* LISTED ENTRIES:
════

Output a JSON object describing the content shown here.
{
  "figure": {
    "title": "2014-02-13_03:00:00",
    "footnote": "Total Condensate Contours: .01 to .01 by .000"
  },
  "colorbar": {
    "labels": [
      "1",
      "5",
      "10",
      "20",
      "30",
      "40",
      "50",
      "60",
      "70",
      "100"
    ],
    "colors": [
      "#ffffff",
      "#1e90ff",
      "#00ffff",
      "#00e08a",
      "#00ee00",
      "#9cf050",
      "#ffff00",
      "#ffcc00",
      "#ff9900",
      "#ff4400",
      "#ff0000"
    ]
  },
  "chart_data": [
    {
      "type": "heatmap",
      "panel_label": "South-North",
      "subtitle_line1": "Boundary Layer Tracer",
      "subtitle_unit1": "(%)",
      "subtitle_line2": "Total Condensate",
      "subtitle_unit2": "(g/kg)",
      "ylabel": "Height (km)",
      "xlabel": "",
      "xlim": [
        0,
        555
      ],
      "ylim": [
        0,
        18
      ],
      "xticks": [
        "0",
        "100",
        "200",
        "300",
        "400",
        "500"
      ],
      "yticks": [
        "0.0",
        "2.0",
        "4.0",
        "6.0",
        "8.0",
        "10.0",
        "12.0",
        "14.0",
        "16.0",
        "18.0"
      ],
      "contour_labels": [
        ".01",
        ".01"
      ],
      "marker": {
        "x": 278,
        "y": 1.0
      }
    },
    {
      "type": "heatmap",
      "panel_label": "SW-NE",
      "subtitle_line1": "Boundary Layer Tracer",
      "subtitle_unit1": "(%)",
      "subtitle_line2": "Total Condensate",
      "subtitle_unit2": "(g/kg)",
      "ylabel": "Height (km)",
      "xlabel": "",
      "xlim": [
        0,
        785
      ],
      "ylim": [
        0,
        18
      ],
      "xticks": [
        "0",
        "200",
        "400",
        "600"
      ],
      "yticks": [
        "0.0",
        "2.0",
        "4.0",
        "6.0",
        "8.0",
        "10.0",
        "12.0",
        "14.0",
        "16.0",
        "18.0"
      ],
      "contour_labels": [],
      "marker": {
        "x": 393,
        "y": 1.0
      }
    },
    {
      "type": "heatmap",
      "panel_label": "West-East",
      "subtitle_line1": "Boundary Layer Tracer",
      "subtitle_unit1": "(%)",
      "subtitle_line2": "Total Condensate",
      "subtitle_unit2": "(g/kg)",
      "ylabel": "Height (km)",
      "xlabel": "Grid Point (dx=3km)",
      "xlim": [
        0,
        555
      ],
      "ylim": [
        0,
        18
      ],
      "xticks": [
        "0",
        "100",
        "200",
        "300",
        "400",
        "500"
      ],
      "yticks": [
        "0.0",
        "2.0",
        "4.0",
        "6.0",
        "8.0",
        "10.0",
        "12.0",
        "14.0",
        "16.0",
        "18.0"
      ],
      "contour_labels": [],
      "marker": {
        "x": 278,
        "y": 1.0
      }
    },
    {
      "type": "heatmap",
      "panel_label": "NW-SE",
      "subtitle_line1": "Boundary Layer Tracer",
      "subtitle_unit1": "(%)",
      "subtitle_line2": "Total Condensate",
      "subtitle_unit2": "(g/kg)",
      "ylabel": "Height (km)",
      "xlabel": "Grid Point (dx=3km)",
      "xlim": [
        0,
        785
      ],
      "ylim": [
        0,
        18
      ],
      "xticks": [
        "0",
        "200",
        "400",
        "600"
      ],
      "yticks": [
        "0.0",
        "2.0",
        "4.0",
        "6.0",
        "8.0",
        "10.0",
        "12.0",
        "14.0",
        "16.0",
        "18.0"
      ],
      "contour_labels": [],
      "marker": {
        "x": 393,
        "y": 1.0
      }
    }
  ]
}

════

All of the lines above need to be given again exactly.

Output a JSON object describing the content shown here.
{
  "figure": {
    "title": "2014-02-13_03:00:00",
    "footnote": "Total Condensate Contours: .01 to .01 by .000"
  },
  "colorbar": {
    "labels": [
      "1",
      "5",
      "10",
      "20",
      "30",
      "40",
      "50",
      "60",
      "70",
      "100"
    ],
    "colors": [
      "#ffffff",
      "#1e90ff",
      "#00ffff",
      "#00e08a",
      "#00ee00",
      "#9cf050",
      "#ffff00",
      "#ffcc00",
      "#ff9900",
      "#ff4400",
      "#ff0000"
    ]
  },
  "chart_data": [
    {
      "type": "heatmap",
      "panel_label": "South-North",
      "subtitle_line1": "Boundary Layer Tracer",
      "subtitle_unit1": "(%)",
      "subtitle_line2": "Total Condensate",
      "subtitle_unit2": "(g/kg)",
      "ylabel": "Height (km)",
      "xlabel": "",
      "xlim": [
        0,
        555
      ],
      "ylim": [
        0,
        18
      ],
      "xticks": [
        "0",
        "100",
        "200",
        "300",
        "400",
        "500"
      ],
      "yticks": [
        "0.0",
        "2.0",
        "4.0",
        "6.0",
        "8.0",
        "10.0",
        "12.0",
        "14.0",
        "16.0",
        "18.0"
      ],
      "contour_labels": [
        ".01",
        ".01"
      ],
      "marker": {
        "x": 278,
        "y": 1.0
      }
    },
    {
      "type": "heatmap",
      "panel_label": "SW-NE",
      "subtitle_line1": "Boundary Layer Tracer",
      "subtitle_unit1": "(%)",
      "subtitle_line2": "Total Condensate",
      "subtitle_unit2": "(g/kg)",
      "ylabel": "Height (km)",
      "xlabel": "",
      "xlim": [
        0,
        785
      ],
      "ylim": [
        0,
        18
      ],
      "xticks": [
        "0",
        "200",
        "400",
        "600"
      ],
      "yticks": [
        "0.0",
        "2.0",
        "4.0",
        "6.0",
        "8.0",
        "10.0",
        "12.0",
        "14.0",
        "16.0",
        "18.0"
      ],
      "contour_labels": [],
      "marker": {
        "x": 393,
        "y": 1.0
      }
    },
    {
      "type": "heatmap",
      "panel_label": "West-East",
      "subtitle_line1": "Boundary Layer Tracer",
      "subtitle_unit1": "(%)",
      "subtitle_line2": "Total Condensate",
      "subtitle_unit2": "(g/kg)",
      "ylabel": "Height (km)",
      "xlabel": "Grid Point (dx=3km)",
      "xlim": [
        0,
        555
      ],
      "ylim": [
        0,
        18
      ],
      "xticks": [
        "0",
        "100",
        "200",
        "300",
        "400",
        "500"
      ],
      "yticks": [
        "0.0",
        "2.0",
        "4.0",
        "6.0",
        "8.0",
        "10.0",
        "12.0",
        "14.0",
        "16.0",
        "18.0"
      ],
      "contour_labels": [],
      "marker": {
        "x": 278,
        "y": 1.0
      }
    },
    {
      "type": "heatmap",
      "panel_label": "NW-SE",
      "subtitle_line1": "Boundary Layer Tracer",
      "subtitle_unit1": "(%)",
      "subtitle_line2": "Total Condensate",
      "subtitle_unit2": "(g/kg)",
      "ylabel": "Height (km)",
      "xlabel": "Grid Point (dx=3km)",
      "xlim": [
        0,
        785
      ],
      "ylim": [
        0,
        18
      ],
      "xticks": [
        "0",
        "200",
        "400",
        "600"
      ],
      "yticks": [
        "0.0",
        "2.0",
        "4.0",
        "6.0",
        "8.0",
        "10.0",
        "12.0",
        "14.0",
        "16.0",
        "18.0"
      ],
      "contour_labels": [],
      "marker": {
        "x": 393,
        "y": 1.0
      }
    }
  ]
}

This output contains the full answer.